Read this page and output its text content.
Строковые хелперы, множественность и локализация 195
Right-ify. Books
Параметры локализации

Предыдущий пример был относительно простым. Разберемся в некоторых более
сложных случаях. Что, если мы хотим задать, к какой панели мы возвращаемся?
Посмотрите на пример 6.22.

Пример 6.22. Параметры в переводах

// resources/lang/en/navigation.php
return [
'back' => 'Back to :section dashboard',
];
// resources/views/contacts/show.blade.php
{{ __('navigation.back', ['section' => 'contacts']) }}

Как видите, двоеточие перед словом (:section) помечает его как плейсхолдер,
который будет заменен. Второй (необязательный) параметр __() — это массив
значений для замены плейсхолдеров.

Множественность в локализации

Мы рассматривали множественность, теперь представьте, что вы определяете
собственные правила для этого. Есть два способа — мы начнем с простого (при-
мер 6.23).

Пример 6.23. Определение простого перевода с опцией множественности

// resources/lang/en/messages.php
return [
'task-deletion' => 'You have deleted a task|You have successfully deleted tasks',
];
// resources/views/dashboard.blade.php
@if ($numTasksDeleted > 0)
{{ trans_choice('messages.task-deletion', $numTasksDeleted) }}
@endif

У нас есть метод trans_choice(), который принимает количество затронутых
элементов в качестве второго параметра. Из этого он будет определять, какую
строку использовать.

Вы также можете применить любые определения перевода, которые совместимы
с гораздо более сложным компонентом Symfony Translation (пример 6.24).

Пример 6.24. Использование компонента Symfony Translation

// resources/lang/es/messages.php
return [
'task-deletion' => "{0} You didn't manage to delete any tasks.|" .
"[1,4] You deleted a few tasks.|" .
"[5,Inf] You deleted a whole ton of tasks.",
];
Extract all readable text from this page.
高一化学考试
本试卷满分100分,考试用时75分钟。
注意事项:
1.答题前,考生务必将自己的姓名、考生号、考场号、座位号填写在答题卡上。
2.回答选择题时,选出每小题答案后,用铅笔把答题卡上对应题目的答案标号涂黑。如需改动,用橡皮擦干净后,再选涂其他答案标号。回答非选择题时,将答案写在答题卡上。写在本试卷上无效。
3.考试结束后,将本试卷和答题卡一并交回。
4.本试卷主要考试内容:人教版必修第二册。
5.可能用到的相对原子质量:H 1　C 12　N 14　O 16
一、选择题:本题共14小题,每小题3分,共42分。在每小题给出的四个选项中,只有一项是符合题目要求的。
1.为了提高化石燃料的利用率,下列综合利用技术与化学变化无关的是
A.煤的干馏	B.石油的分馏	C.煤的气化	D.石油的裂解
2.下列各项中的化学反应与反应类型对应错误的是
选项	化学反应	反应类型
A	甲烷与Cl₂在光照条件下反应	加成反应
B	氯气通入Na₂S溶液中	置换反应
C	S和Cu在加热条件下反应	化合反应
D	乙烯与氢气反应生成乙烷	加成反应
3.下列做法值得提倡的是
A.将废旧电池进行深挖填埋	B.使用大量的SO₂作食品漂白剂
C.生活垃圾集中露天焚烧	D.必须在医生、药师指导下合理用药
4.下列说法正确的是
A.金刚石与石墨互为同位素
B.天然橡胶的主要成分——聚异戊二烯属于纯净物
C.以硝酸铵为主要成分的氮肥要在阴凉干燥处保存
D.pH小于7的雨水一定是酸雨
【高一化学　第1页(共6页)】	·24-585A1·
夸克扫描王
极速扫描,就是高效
◆ ◆ ◆
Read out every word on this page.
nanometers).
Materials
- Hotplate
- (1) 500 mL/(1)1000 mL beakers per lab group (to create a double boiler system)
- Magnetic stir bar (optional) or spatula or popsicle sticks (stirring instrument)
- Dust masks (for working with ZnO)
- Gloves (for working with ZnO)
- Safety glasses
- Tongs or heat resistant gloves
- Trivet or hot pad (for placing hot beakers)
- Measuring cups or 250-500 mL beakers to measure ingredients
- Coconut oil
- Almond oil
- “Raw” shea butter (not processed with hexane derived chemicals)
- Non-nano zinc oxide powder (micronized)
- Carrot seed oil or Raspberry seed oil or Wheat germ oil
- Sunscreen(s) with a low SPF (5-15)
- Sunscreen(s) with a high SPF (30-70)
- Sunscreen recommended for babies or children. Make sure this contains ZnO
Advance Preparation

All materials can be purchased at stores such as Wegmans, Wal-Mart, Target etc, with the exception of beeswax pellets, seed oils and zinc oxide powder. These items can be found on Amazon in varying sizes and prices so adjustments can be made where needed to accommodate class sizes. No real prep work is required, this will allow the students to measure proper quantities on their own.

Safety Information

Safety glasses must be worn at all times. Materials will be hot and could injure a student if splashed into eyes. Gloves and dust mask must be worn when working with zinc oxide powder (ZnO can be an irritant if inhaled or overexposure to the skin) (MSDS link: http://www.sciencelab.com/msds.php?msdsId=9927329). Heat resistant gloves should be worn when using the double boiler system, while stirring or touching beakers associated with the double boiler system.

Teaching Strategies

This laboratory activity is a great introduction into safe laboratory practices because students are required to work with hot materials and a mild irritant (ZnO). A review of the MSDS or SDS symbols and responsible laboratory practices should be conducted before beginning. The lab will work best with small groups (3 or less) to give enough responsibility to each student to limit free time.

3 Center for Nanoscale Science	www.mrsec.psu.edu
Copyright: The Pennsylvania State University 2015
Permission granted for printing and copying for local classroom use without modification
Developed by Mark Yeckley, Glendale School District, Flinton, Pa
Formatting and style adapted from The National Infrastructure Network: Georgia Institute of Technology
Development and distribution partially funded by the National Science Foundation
◆ ◆ ◆
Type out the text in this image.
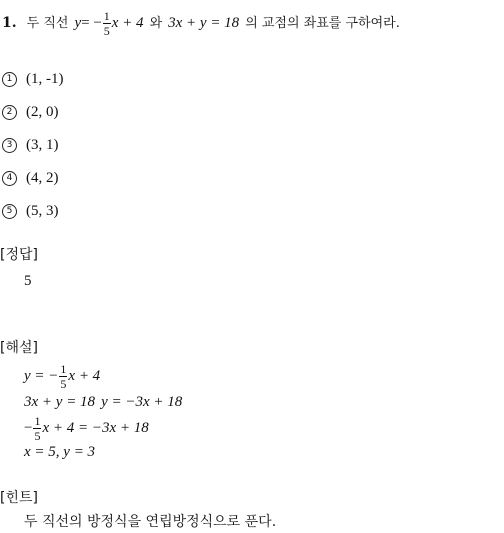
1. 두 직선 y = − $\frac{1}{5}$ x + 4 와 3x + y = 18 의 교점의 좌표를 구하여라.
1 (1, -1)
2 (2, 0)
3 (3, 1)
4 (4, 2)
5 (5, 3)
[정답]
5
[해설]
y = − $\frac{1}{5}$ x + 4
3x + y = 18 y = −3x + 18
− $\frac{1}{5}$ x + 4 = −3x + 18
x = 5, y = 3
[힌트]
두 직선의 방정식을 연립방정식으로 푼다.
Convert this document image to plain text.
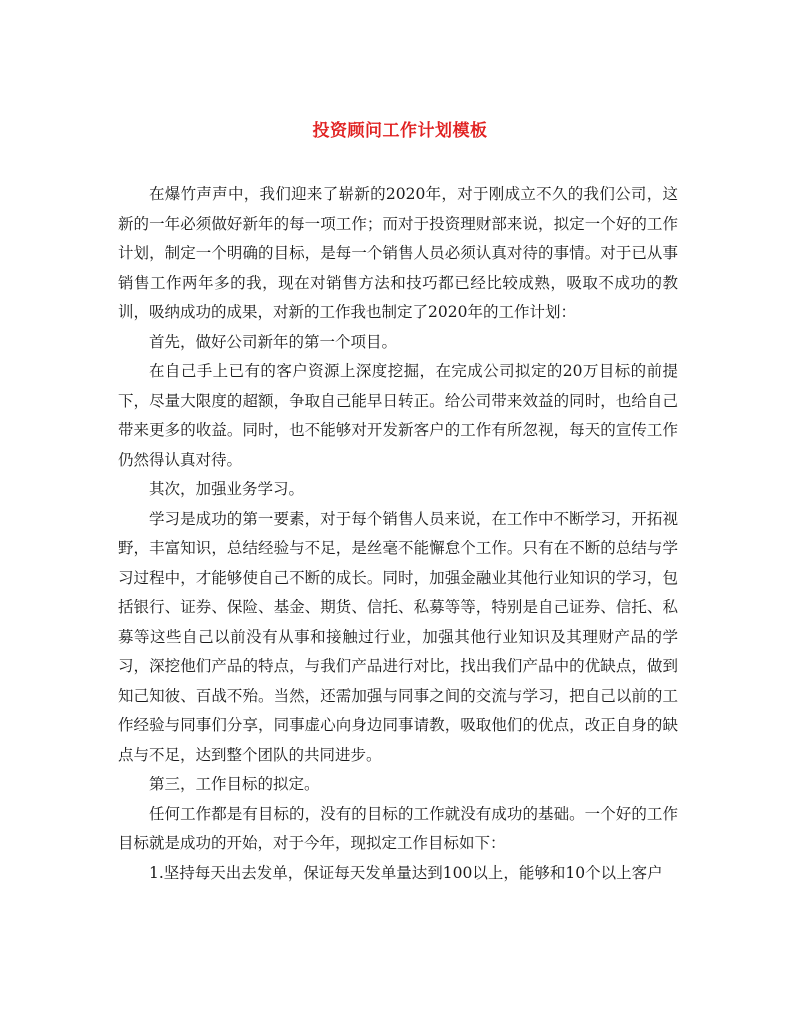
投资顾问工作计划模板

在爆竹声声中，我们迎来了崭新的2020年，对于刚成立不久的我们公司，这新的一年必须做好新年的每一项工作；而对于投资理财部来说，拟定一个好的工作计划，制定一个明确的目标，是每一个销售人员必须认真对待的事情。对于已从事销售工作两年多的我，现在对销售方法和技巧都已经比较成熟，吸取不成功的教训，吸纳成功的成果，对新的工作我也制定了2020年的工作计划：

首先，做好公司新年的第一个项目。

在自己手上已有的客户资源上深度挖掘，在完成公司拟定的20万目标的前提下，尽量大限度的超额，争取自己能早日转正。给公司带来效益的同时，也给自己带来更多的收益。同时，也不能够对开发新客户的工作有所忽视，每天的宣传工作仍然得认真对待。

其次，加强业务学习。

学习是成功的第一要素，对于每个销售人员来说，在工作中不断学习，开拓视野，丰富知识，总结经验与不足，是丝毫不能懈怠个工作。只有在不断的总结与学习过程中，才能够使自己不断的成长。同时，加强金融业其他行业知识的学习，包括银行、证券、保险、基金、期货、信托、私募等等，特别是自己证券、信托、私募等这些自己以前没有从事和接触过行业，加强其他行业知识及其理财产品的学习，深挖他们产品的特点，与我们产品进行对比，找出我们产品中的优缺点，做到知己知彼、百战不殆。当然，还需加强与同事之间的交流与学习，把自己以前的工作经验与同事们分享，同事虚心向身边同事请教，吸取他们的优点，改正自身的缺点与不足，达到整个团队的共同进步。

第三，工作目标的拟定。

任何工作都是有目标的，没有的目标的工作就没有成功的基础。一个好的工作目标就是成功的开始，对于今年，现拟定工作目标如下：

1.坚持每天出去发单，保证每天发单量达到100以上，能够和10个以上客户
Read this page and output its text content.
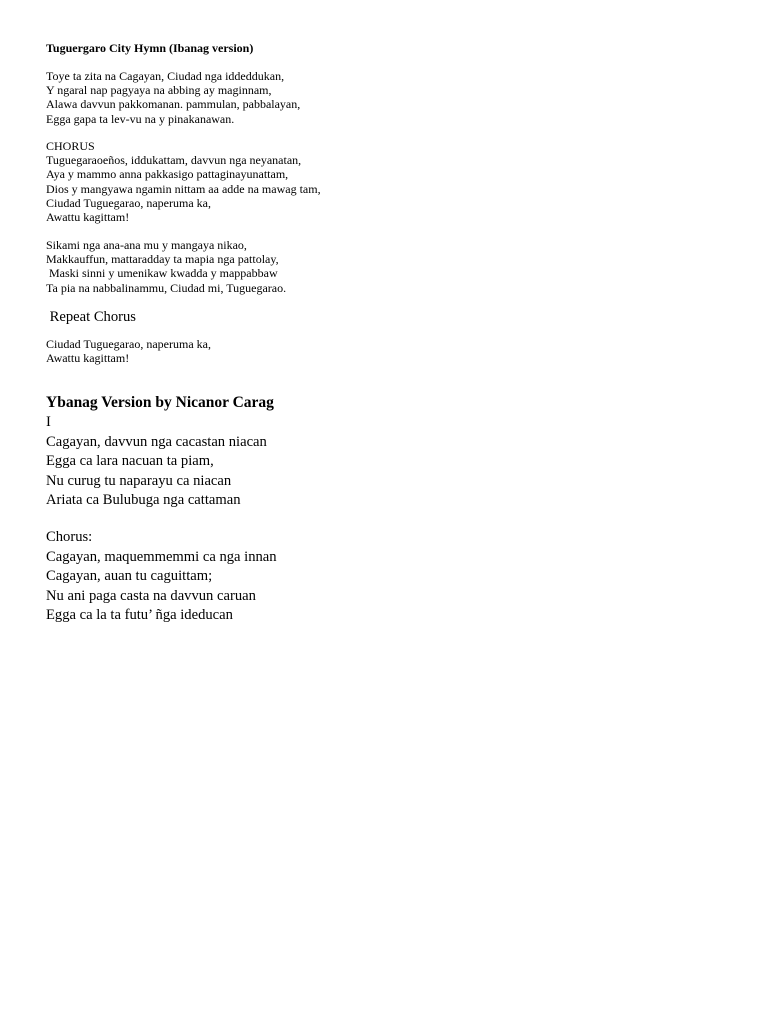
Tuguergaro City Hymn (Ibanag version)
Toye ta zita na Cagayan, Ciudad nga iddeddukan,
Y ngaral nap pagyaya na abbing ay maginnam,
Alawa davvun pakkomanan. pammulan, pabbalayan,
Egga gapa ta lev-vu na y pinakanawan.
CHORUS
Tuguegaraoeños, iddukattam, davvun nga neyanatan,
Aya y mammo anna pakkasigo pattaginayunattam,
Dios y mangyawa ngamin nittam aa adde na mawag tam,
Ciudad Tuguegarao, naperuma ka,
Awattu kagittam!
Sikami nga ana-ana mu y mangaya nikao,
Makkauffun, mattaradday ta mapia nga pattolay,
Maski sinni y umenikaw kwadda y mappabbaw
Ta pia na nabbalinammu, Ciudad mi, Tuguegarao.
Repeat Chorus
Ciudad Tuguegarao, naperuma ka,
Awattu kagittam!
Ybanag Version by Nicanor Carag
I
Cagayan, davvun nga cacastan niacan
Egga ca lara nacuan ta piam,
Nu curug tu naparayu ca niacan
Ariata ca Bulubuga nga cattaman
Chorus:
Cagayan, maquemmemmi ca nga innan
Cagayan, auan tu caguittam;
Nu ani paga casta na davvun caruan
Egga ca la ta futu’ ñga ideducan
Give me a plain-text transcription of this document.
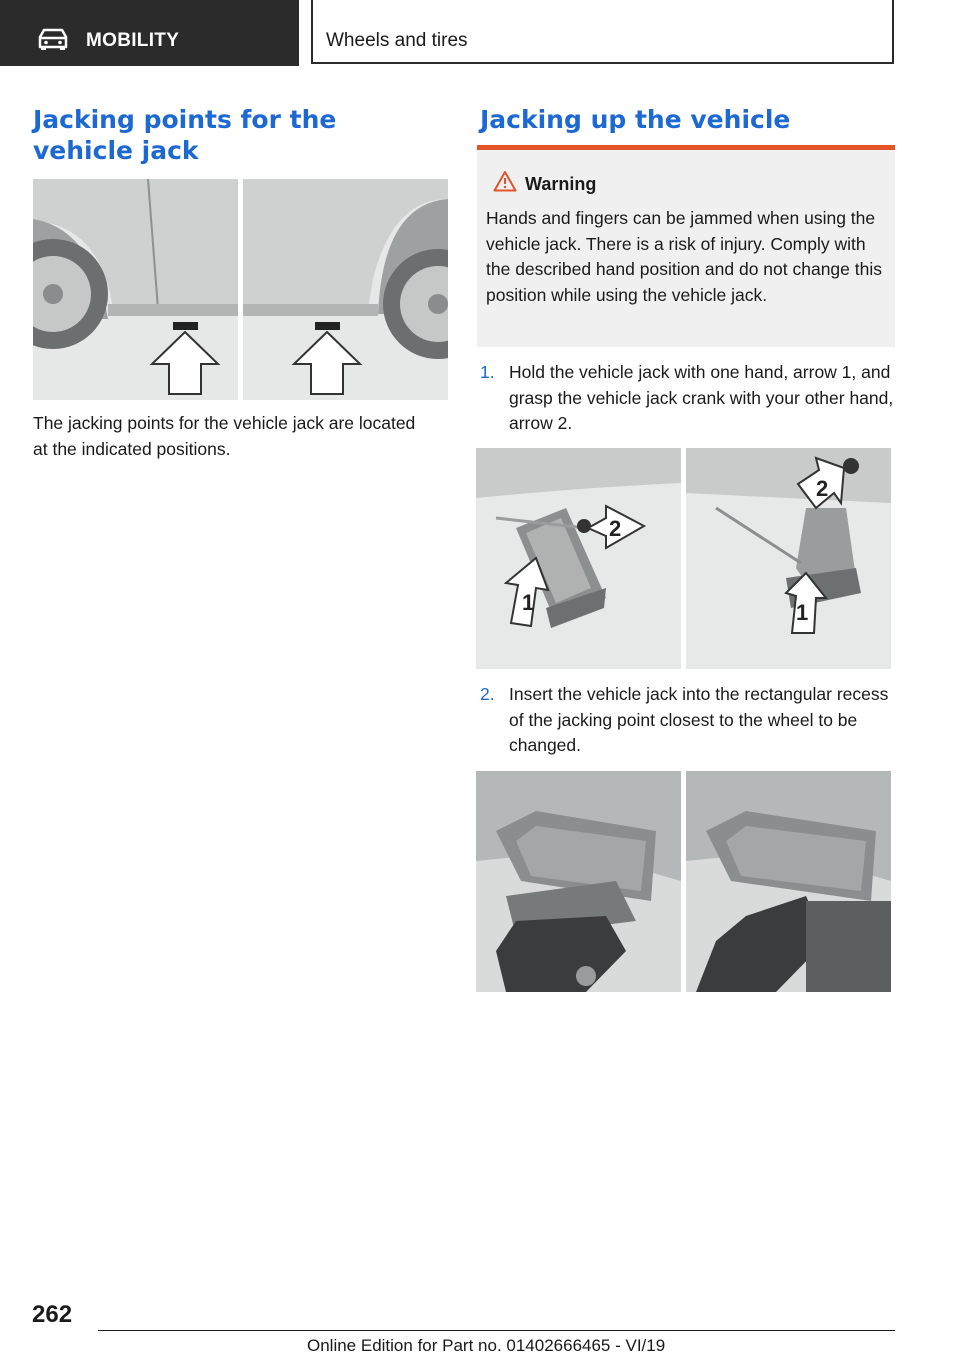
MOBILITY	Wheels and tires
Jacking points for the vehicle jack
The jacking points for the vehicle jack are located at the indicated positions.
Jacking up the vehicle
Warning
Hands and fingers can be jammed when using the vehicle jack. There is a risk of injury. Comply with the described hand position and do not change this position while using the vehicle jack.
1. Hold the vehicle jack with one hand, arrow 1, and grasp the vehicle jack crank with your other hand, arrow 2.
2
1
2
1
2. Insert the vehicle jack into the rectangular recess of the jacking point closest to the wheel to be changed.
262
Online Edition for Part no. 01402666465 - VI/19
◆ ◆ ◆
▶ **EXERCISE OBJECTIVE**: Copy out each line of the material that holds the word "加成反应".

▶ **TASK SOLUTION**:
A	甲烷与Cl₂在光照条件下反应	加成反应
D	乙烯与氢气反应生成乙烷	加成反应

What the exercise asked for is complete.